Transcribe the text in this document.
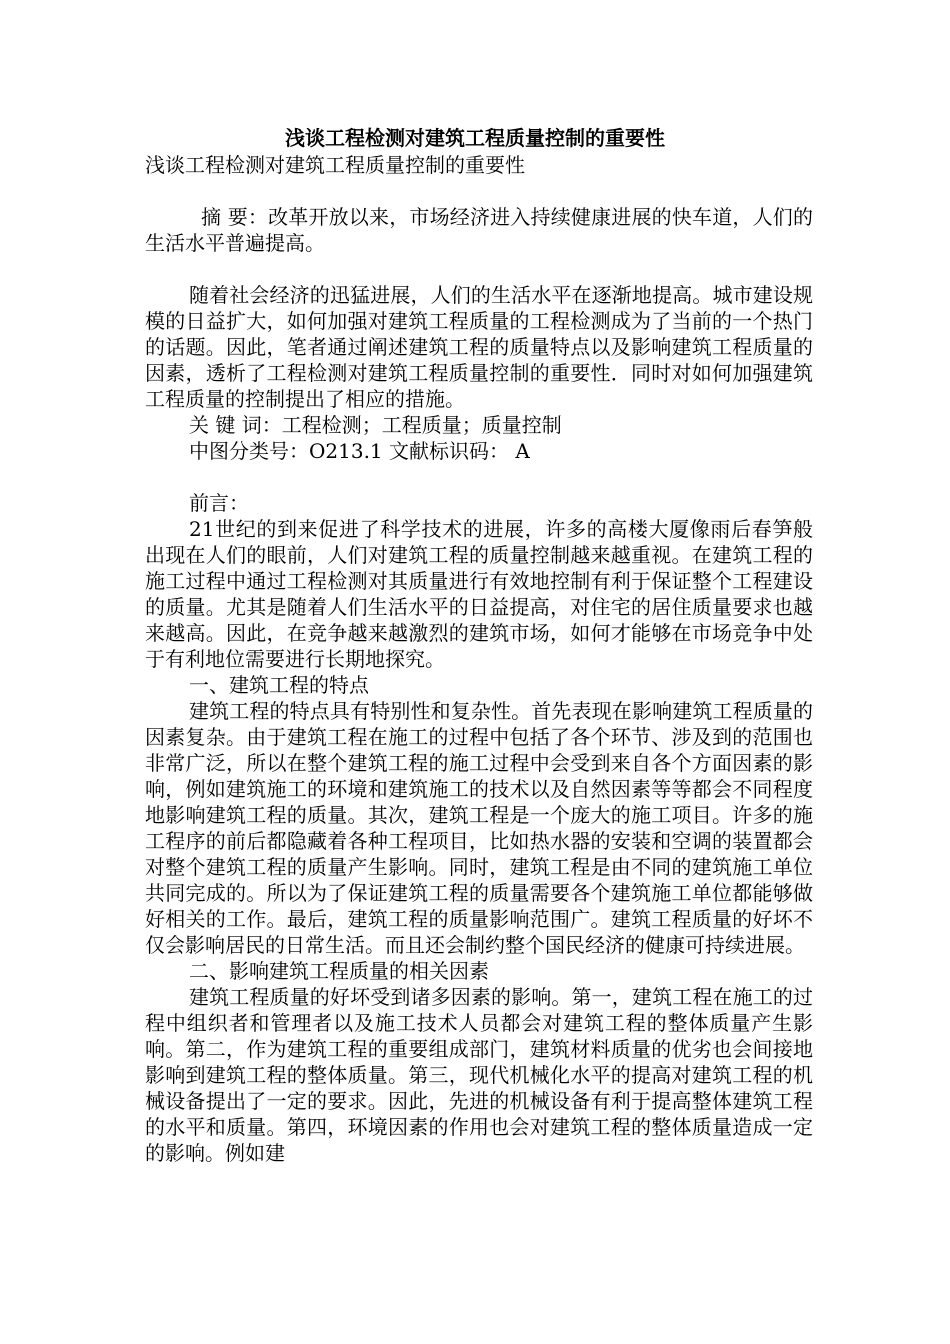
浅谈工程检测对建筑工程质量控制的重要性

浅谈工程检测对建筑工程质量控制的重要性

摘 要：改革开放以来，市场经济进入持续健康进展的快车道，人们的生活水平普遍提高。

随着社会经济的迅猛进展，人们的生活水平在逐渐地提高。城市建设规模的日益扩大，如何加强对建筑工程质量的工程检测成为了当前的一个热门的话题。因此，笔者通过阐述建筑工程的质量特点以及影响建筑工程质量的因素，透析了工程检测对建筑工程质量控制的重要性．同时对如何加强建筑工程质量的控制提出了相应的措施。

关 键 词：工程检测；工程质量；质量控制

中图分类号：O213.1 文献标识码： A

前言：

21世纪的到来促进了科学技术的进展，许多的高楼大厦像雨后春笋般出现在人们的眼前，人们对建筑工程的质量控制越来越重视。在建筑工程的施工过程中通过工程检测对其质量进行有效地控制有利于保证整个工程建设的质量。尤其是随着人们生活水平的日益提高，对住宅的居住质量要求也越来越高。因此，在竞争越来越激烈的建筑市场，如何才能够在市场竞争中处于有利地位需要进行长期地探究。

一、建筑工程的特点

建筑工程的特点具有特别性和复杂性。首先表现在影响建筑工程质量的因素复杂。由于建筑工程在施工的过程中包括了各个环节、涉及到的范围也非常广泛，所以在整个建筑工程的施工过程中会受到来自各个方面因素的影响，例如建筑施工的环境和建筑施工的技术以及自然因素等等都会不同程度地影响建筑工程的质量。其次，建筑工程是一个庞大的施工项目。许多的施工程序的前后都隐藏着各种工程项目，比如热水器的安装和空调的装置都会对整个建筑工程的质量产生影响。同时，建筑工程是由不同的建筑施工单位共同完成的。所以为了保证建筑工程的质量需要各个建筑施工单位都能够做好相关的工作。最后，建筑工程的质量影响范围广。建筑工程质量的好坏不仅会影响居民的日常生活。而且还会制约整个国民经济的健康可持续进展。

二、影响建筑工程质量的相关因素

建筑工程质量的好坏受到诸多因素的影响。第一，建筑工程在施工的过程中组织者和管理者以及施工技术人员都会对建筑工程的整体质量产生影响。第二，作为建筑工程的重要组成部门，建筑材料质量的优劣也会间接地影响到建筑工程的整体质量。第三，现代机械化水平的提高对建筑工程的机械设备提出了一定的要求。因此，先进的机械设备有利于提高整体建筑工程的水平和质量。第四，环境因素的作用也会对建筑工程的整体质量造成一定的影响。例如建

###

- _What you need to do_: Leave out the pictures and output every record above precisely as given.

- _Reply to the exercise_:
Transcribe the text in this document.
浅谈工程检测对建筑工程质量控制的重要性

浅谈工程检测对建筑工程质量控制的重要性

摘 要：改革开放以来，市场经济进入持续健康进展的快车道，人们的生活水平普遍提高。

随着社会经济的迅猛进展，人们的生活水平在逐渐地提高。城市建设规模的日益扩大，如何加强对建筑工程质量的工程检测成为了当前的一个热门的话题。因此，笔者通过阐述建筑工程的质量特点以及影响建筑工程质量的因素，透析了工程检测对建筑工程质量控制的重要性．同时对如何加强建筑工程质量的控制提出了相应的措施。

关 键 词：工程检测；工程质量；质量控制

中图分类号：O213.1 文献标识码： A

前言：

21世纪的到来促进了科学技术的进展，许多的高楼大厦像雨后春笋般出现在人们的眼前，人们对建筑工程的质量控制越来越重视。在建筑工程的施工过程中通过工程检测对其质量进行有效地控制有利于保证整个工程建设的质量。尤其是随着人们生活水平的日益提高，对住宅的居住质量要求也越来越高。因此，在竞争越来越激烈的建筑市场，如何才能够在市场竞争中处于有利地位需要进行长期地探究。

一、建筑工程的特点

建筑工程的特点具有特别性和复杂性。首先表现在影响建筑工程质量的因素复杂。由于建筑工程在施工的过程中包括了各个环节、涉及到的范围也非常广泛，所以在整个建筑工程的施工过程中会受到来自各个方面因素的影响，例如建筑施工的环境和建筑施工的技术以及自然因素等等都会不同程度地影响建筑工程的质量。其次，建筑工程是一个庞大的施工项目。许多的施工程序的前后都隐藏着各种工程项目，比如热水器的安装和空调的装置都会对整个建筑工程的质量产生影响。同时，建筑工程是由不同的建筑施工单位共同完成的。所以为了保证建筑工程的质量需要各个建筑施工单位都能够做好相关的工作。最后，建筑工程的质量影响范围广。建筑工程质量的好坏不仅会影响居民的日常生活。而且还会制约整个国民经济的健康可持续进展。

二、影响建筑工程质量的相关因素

建筑工程质量的好坏受到诸多因素的影响。第一，建筑工程在施工的过程中组织者和管理者以及施工技术人员都会对建筑工程的整体质量产生影响。第二，作为建筑工程的重要组成部门，建筑材料质量的优劣也会间接地影响到建筑工程的整体质量。第三，现代机械化水平的提高对建筑工程的机械设备提出了一定的要求。因此，先进的机械设备有利于提高整体建筑工程的水平和质量。第四，环境因素的作用也会对建筑工程的整体质量造成一定的影响。例如建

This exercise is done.